Work to do — Omit images. Retype all entries verbatim.

--- Start Task input ---

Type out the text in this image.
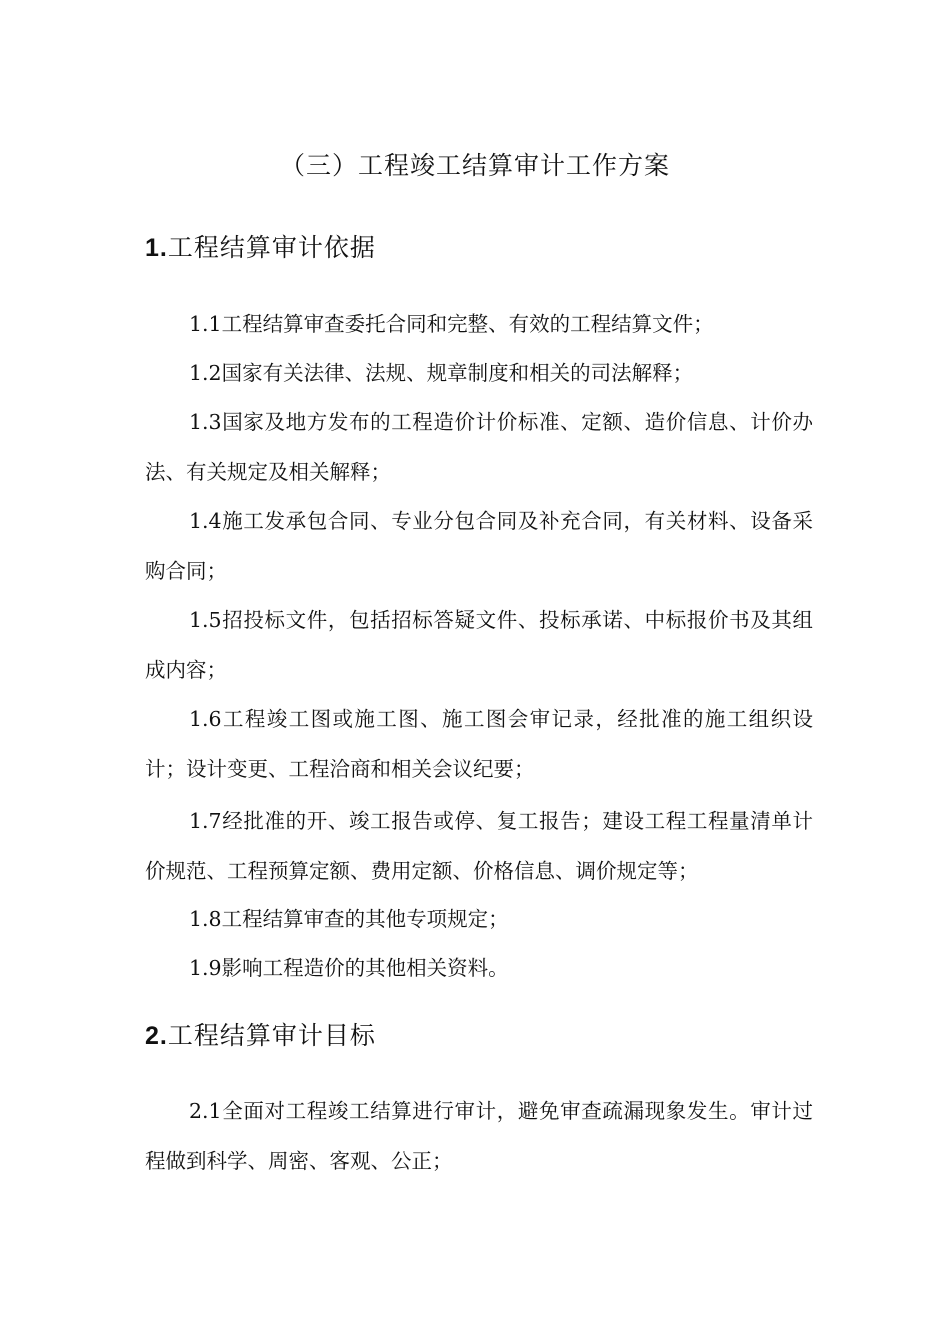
（三）工程竣工结算审计工作方案
1.工程结算审计依据
1.1工程结算审查委托合同和完整、有效的工程结算文件；
1.2国家有关法律、法规、规章制度和相关的司法解释；
1.3国家及地方发布的工程造价计价标准、定额、造价信息、计价办法、有关规定及相关解释；
1.4施工发承包合同、专业分包合同及补充合同，有关材料、设备采购合同；
1.5招投标文件，包括招标答疑文件、投标承诺、中标报价书及其组成内容；
1.6工程竣工图或施工图、施工图会审记录，经批准的施工组织设计；设计变更、工程洽商和相关会议纪要；
1.7经批准的开、竣工报告或停、复工报告；建设工程工程量清单计价规范、工程预算定额、费用定额、价格信息、调价规定等；
1.8工程结算审查的其他专项规定；
1.9影响工程造价的其他相关资料。
2.工程结算审计目标
2.1全面对工程竣工结算进行审计，避免审查疏漏现象发生。审计过程做到科学、周密、客观、公正；
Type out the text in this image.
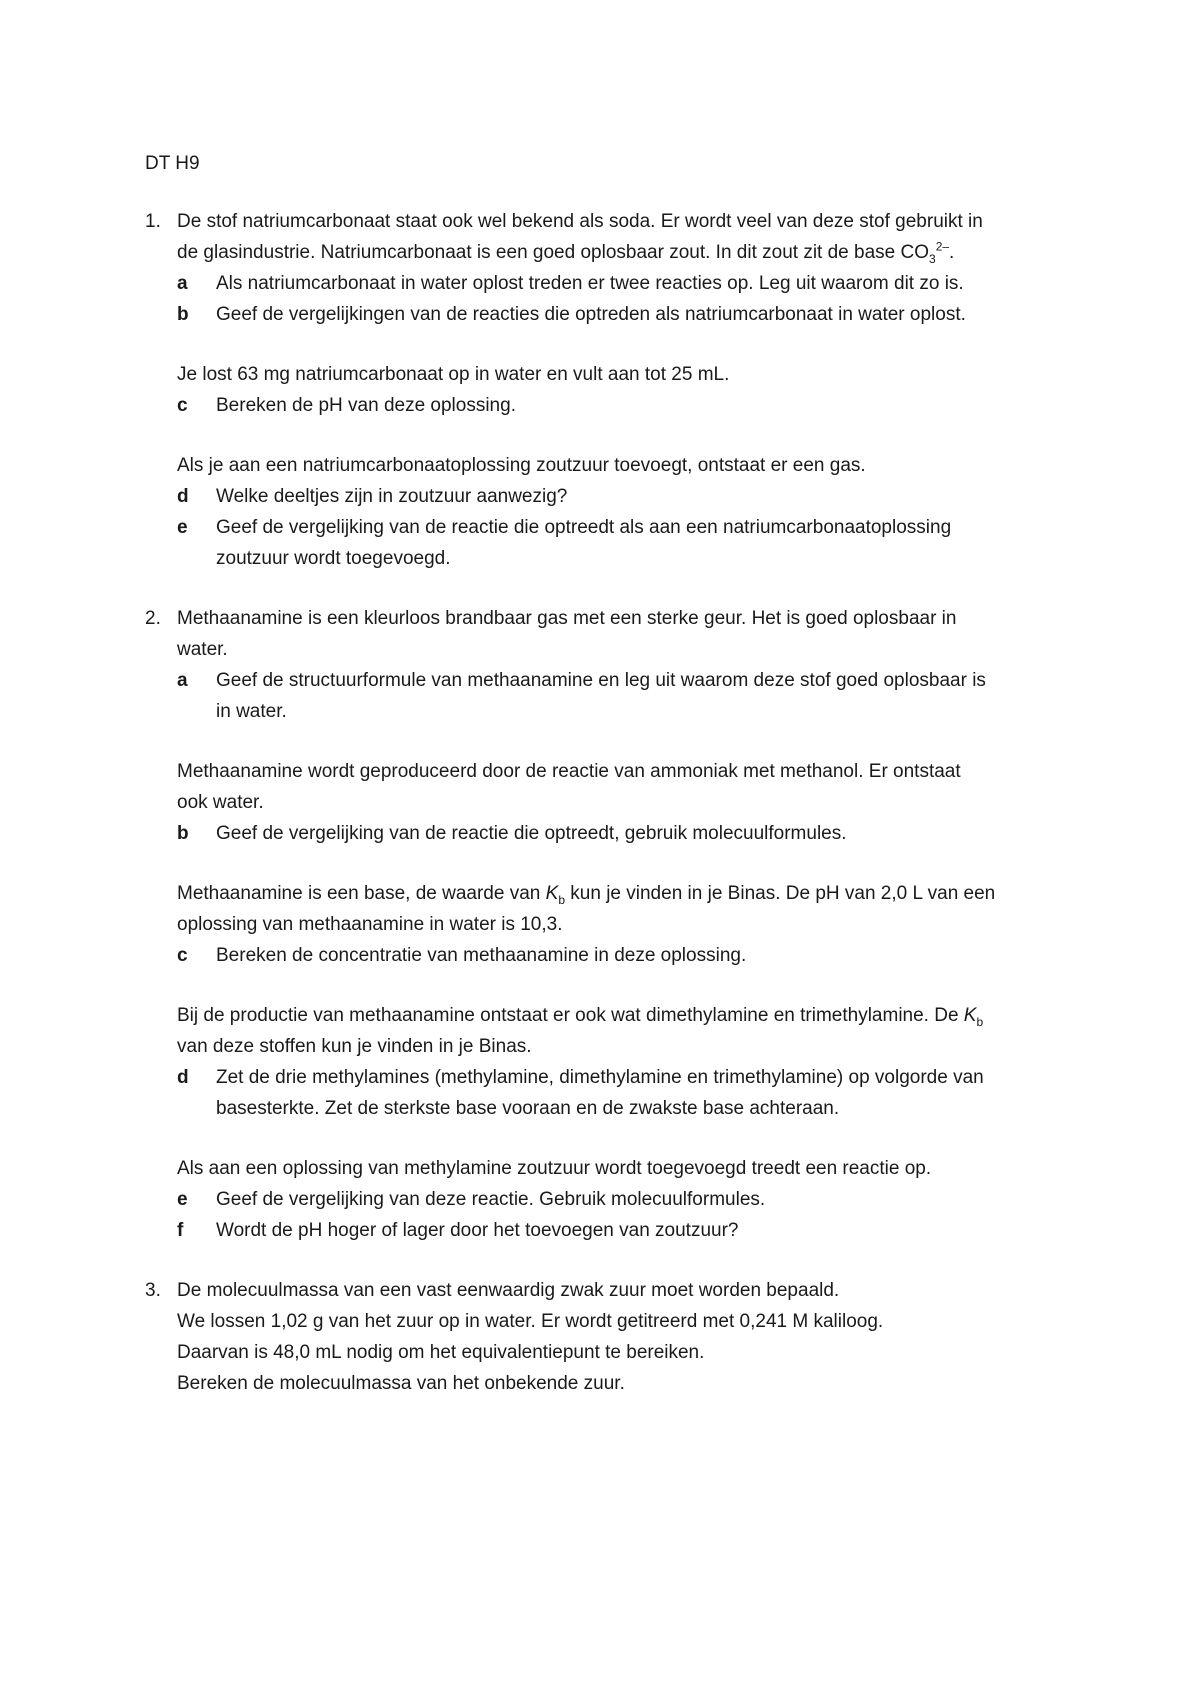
DT H9
1. De stof natriumcarbonaat staat ook wel bekend als soda. Er wordt veel van deze stof gebruikt in
de glasindustrie. Natriumcarbonaat is een goed oplosbaar zout. In dit zout zit de base $CO_3^{2-}$.
a Als natriumcarbonaat in water oplost treden er twee reacties op. Leg uit waarom dit zo is.
b Geef de vergelijkingen van de reacties die optreden als natriumcarbonaat in water oplost.
Je lost 63 mg natriumcarbonaat op in water en vult aan tot 25 mL.
c Bereken de pH van deze oplossing.
Als je aan een natriumcarbonaatoplossing zoutzuur toevoegt, ontstaat er een gas.
d Welke deeltjes zijn in zoutzuur aanwezig?
e Geef de vergelijking van de reactie die optreedt als aan een natriumcarbonaatoplossing
zoutzuur wordt toegevoegd.
2. Methaanamine is een kleurloos brandbaar gas met een sterke geur. Het is goed oplosbaar in
water.
a Geef de structuurformule van methaanamine en leg uit waarom deze stof goed oplosbaar is
in water.
Methaanamine wordt geproduceerd door de reactie van ammoniak met methanol. Er ontstaat
ook water.
b Geef de vergelijking van de reactie die optreedt, gebruik molecuulformules.
Methaanamine is een base, de waarde van $K_b$ kun je vinden in je Binas. De pH van 2,0 L van een
oplossing van methaanamine in water is 10,3.
c Bereken de concentratie van methaanamine in deze oplossing.
Bij de productie van methaanamine ontstaat er ook wat dimethylamine en trimethylamine. De $K_b$
van deze stoffen kun je vinden in je Binas.
d Zet de drie methylamines (methylamine, dimethylamine en trimethylamine) op volgorde van
basesterkte. Zet de sterkste base vooraan en de zwakste base achteraan.
Als aan een oplossing van methylamine zoutzuur wordt toegevoegd treedt een reactie op.
e Geef de vergelijking van deze reactie. Gebruik molecuulformules.
f Wordt de pH hoger of lager door het toevoegen van zoutzuur?
3. De molecuulmassa van een vast eenwaardig zwak zuur moet worden bepaald.
We lossen 1,02 g van het zuur op in water. Er wordt getitreerd met 0,241 M kaliloog.
Daarvan is 48,0 mL nodig om het equivalentiepunt te bereiken.
Bereken de molecuulmassa van het onbekende zuur.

--- End Task input ---

Answer to the task —
Type out the text in this image.
（三）工程竣工结算审计工作方案
1.工程结算审计依据
1.1工程结算审查委托合同和完整、有效的工程结算文件；
1.2国家有关法律、法规、规章制度和相关的司法解释；
1.3国家及地方发布的工程造价计价标准、定额、造价信息、计价办法、有关规定及相关解释；
1.4施工发承包合同、专业分包合同及补充合同，有关材料、设备采购合同；
1.5招投标文件，包括招标答疑文件、投标承诺、中标报价书及其组成内容；
1.6工程竣工图或施工图、施工图会审记录，经批准的施工组织设计；设计变更、工程洽商和相关会议纪要；
1.7经批准的开、竣工报告或停、复工报告；建设工程工程量清单计价规范、工程预算定额、费用定额、价格信息、调价规定等；
1.8工程结算审查的其他专项规定；
1.9影响工程造价的其他相关资料。
2.工程结算审计目标
2.1全面对工程竣工结算进行审计，避免审查疏漏现象发生。审计过程做到科学、周密、客观、公正；
Type out the text in this image.
DT H9
1. De stof natriumcarbonaat staat ook wel bekend als soda. Er wordt veel van deze stof gebruikt in
de glasindustrie. Natriumcarbonaat is een goed oplosbaar zout. In dit zout zit de base $CO_3^{2-}$.
a Als natriumcarbonaat in water oplost treden er twee reacties op. Leg uit waarom dit zo is.
b Geef de vergelijkingen van de reacties die optreden als natriumcarbonaat in water oplost.
Je lost 63 mg natriumcarbonaat op in water en vult aan tot 25 mL.
c Bereken de pH van deze oplossing.
Als je aan een natriumcarbonaatoplossing zoutzuur toevoegt, ontstaat er een gas.
d Welke deeltjes zijn in zoutzuur aanwezig?
e Geef de vergelijking van de reactie die optreedt als aan een natriumcarbonaatoplossing
zoutzuur wordt toegevoegd.
2. Methaanamine is een kleurloos brandbaar gas met een sterke geur. Het is goed oplosbaar in
water.
a Geef de structuurformule van methaanamine en leg uit waarom deze stof goed oplosbaar is
in water.
Methaanamine wordt geproduceerd door de reactie van ammoniak met methanol. Er ontstaat
ook water.
b Geef de vergelijking van de reactie die optreedt, gebruik molecuulformules.
Methaanamine is een base, de waarde van $K_b$ kun je vinden in je Binas. De pH van 2,0 L van een
oplossing van methaanamine in water is 10,3.
c Bereken de concentratie van methaanamine in deze oplossing.
Bij de productie van methaanamine ontstaat er ook wat dimethylamine en trimethylamine. De $K_b$
van deze stoffen kun je vinden in je Binas.
d Zet de drie methylamines (methylamine, dimethylamine en trimethylamine) op volgorde van
basesterkte. Zet de sterkste base vooraan en de zwakste base achteraan.
Als aan een oplossing van methylamine zoutzuur wordt toegevoegd treedt een reactie op.
e Geef de vergelijking van deze reactie. Gebruik molecuulformules.
f Wordt de pH hoger of lager door het toevoegen van zoutzuur?
3. De molecuulmassa van een vast eenwaardig zwak zuur moet worden bepaald.
We lossen 1,02 g van het zuur op in water. Er wordt getitreerd met 0,241 M kaliloog.
Daarvan is 48,0 mL nodig om het equivalentiepunt te bereiken.
Bereken de molecuulmassa van het onbekende zuur.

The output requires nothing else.